◆ **EXERCISE GOAL**
Set out the following lines as a numbered list, omitting any blank lines.

◆ **SOURCE MATERIAL**
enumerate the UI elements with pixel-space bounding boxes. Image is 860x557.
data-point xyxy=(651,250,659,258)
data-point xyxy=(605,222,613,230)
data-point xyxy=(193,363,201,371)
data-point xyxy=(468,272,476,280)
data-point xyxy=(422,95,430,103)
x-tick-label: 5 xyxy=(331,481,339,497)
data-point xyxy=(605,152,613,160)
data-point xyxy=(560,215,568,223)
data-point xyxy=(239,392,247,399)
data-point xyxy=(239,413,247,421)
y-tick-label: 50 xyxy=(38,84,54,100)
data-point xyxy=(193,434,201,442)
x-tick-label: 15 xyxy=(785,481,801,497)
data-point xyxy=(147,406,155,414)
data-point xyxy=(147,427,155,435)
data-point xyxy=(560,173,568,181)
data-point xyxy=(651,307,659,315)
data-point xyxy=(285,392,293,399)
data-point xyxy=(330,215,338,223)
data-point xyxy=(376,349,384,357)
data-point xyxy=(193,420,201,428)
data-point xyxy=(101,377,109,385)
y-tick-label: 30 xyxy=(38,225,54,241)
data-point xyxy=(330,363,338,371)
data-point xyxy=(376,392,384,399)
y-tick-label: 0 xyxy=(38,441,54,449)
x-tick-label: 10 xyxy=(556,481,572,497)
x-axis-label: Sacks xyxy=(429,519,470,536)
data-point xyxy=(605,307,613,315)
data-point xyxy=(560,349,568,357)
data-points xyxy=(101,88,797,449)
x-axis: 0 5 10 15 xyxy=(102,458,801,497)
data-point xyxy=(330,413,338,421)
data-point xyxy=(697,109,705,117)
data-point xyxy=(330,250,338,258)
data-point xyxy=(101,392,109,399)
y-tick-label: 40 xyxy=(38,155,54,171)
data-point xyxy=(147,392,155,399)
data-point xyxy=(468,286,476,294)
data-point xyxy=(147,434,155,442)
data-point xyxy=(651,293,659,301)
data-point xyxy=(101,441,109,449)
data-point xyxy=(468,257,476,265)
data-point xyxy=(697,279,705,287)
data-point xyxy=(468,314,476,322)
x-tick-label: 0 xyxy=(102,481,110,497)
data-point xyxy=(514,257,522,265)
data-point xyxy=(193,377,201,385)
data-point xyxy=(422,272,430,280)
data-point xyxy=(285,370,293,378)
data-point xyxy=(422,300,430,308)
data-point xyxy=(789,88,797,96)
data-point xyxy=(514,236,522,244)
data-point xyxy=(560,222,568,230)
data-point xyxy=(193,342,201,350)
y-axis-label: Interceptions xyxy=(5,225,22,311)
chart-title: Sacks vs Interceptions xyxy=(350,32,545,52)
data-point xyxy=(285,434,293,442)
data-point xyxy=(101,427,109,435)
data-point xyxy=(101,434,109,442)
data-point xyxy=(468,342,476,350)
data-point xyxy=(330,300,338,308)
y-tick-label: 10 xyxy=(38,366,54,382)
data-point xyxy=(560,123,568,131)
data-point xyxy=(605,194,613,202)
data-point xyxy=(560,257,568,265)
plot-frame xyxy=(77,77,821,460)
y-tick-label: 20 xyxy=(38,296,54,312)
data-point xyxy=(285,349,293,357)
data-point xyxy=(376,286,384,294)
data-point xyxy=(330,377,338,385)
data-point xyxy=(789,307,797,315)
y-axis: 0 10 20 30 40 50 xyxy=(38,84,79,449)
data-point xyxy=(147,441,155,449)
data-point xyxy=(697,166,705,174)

◆ **ANSWER TO THE TASK**
1. enumerate the UI elements with pixel-space bounding boxes. Image is 860x557.
2. data-point xyxy=(651,250,659,258)
3. data-point xyxy=(605,222,613,230)
4. data-point xyxy=(193,363,201,371)
5. data-point xyxy=(468,272,476,280)
6. data-point xyxy=(422,95,430,103)
7. x-tick-label: 5 xyxy=(331,481,339,497)
8. data-point xyxy=(605,152,613,160)
9. data-point xyxy=(560,215,568,223)
10. data-point xyxy=(239,392,247,399)
11. data-point xyxy=(239,413,247,421)
12. y-tick-label: 50 xyxy=(38,84,54,100)
13. data-point xyxy=(193,434,201,442)
14. x-tick-label: 15 xyxy=(785,481,801,497)
15. data-point xyxy=(147,406,155,414)
16. data-point xyxy=(147,427,155,435)
17. data-point xyxy=(560,173,568,181)
18. data-point xyxy=(651,307,659,315)
19. data-point xyxy=(285,392,293,399)
20. data-point xyxy=(330,215,338,223)
21. data-point xyxy=(376,349,384,357)
22. data-point xyxy=(193,420,201,428)
23. data-point xyxy=(101,377,109,385)
24. y-tick-label: 30 xyxy=(38,225,54,241)
25. data-point xyxy=(330,363,338,371)
26. data-point xyxy=(376,392,384,399)
27. y-tick-label: 0 xyxy=(38,441,54,449)
28. x-tick-label: 10 xyxy=(556,481,572,497)
29. x-axis-label: Sacks xyxy=(429,519,470,536)
30. data-point xyxy=(605,307,613,315)
31. data-point xyxy=(560,349,568,357)
32. data-points xyxy=(101,88,797,449)
33. x-axis: 0 5 10 15 xyxy=(102,458,801,497)
34. data-point xyxy=(330,413,338,421)
35. data-point xyxy=(697,109,705,117)
36. data-point xyxy=(330,250,338,258)
37. data-point xyxy=(101,392,109,399)
38. y-tick-label: 40 xyxy=(38,155,54,171)
39. data-point xyxy=(147,392,155,399)
40. data-point xyxy=(468,286,476,294)
41. data-point xyxy=(147,434,155,442)
42. data-point xyxy=(651,293,659,301)
43. data-point xyxy=(101,441,109,449)
44. data-point xyxy=(468,257,476,265)
45. data-point xyxy=(697,279,705,287)
46. data-point xyxy=(468,314,476,322)
47. x-tick-label: 0 xyxy=(102,481,110,497)
48. data-point xyxy=(514,257,522,265)
49. data-point xyxy=(193,377,201,385)
50. data-point xyxy=(422,272,430,280)
51. data-point xyxy=(285,370,293,378)
52. data-point xyxy=(422,300,430,308)
53. data-point xyxy=(789,88,797,96)
54. data-point xyxy=(514,236,522,244)
55. data-point xyxy=(560,222,568,230)
56. data-point xyxy=(193,342,201,350)
57. y-axis-label: Interceptions xyxy=(5,225,22,311)
58. chart-title: Sacks vs Interceptions xyxy=(350,32,545,52)
59. data-point xyxy=(285,434,293,442)
60. data-point xyxy=(101,427,109,435)
61. data-point xyxy=(101,434,109,442)
62. data-point xyxy=(468,342,476,350)
63. data-point xyxy=(330,300,338,308)
64. y-tick-label: 10 xyxy=(38,366,54,382)
65. data-point xyxy=(560,123,568,131)
66. data-point xyxy=(605,194,613,202)
67. data-point xyxy=(560,257,568,265)
68. plot-frame xyxy=(77,77,821,460)
69. y-tick-label: 20 xyxy=(38,296,54,312)
70. data-point xyxy=(285,349,293,357)
71. data-point xyxy=(376,286,384,294)
72. data-point xyxy=(330,377,338,385)
73. data-point xyxy=(789,307,797,315)
74. y-axis: 0 10 20 30 40 50 xyxy=(38,84,79,449)
75. data-point xyxy=(147,441,155,449)
76. data-point xyxy=(697,166,705,174)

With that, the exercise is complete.